• [Data for this task]
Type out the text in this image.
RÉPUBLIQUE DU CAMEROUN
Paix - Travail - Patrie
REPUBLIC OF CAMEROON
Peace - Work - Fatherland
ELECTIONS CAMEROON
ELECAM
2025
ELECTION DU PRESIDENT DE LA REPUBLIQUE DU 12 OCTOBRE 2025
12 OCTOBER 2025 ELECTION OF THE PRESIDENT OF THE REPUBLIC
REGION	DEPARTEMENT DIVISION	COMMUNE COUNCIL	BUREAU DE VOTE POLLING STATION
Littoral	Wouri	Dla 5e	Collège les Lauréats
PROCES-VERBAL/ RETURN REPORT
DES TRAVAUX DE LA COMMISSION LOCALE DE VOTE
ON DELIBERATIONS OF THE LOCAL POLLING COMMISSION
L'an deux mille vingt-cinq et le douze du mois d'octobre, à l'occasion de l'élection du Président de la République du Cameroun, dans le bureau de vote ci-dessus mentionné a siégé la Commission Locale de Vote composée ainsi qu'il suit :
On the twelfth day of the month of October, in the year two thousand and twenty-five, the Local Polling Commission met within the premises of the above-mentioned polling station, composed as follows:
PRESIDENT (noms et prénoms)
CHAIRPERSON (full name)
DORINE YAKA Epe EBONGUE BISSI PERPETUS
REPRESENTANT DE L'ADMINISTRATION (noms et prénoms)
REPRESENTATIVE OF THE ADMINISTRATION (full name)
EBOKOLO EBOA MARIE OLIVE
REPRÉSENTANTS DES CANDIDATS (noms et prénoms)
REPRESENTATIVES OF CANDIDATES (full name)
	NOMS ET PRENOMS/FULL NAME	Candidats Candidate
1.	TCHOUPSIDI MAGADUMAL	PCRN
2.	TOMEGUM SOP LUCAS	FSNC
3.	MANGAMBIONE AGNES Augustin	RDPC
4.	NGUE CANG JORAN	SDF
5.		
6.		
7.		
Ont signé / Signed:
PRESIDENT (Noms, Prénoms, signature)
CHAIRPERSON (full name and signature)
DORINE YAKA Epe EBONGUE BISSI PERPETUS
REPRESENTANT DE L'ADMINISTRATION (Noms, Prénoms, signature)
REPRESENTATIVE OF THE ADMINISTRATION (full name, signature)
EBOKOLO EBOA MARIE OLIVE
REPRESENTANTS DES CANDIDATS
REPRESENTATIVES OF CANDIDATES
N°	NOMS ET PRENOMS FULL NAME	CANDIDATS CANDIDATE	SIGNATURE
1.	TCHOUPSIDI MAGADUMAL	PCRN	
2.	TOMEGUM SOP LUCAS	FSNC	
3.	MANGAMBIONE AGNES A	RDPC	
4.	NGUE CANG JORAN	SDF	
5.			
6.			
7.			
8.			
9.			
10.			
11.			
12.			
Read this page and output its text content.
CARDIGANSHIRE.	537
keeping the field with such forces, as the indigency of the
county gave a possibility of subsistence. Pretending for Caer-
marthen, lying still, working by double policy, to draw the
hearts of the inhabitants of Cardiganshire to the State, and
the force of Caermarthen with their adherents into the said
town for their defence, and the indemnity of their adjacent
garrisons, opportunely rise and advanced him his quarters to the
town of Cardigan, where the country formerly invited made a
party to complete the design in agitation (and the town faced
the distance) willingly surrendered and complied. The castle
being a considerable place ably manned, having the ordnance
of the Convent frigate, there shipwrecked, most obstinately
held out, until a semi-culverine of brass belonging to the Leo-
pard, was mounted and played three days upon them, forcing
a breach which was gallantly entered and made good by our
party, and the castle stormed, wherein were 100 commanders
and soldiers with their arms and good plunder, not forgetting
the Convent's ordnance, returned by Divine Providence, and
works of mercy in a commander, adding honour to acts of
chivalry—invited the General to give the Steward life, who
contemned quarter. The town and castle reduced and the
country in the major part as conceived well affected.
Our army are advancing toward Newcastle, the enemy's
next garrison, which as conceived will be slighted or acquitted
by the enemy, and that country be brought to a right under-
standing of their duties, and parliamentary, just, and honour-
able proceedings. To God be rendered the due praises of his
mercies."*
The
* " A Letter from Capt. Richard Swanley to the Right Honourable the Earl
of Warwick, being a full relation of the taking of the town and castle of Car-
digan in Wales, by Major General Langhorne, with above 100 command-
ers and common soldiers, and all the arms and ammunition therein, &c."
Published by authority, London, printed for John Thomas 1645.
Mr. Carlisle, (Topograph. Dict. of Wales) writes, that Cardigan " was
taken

• [Problem details]
Say how many lines of the material contain the word "REPRESENTATIVES", with no other text.

• [Finished exercise]
2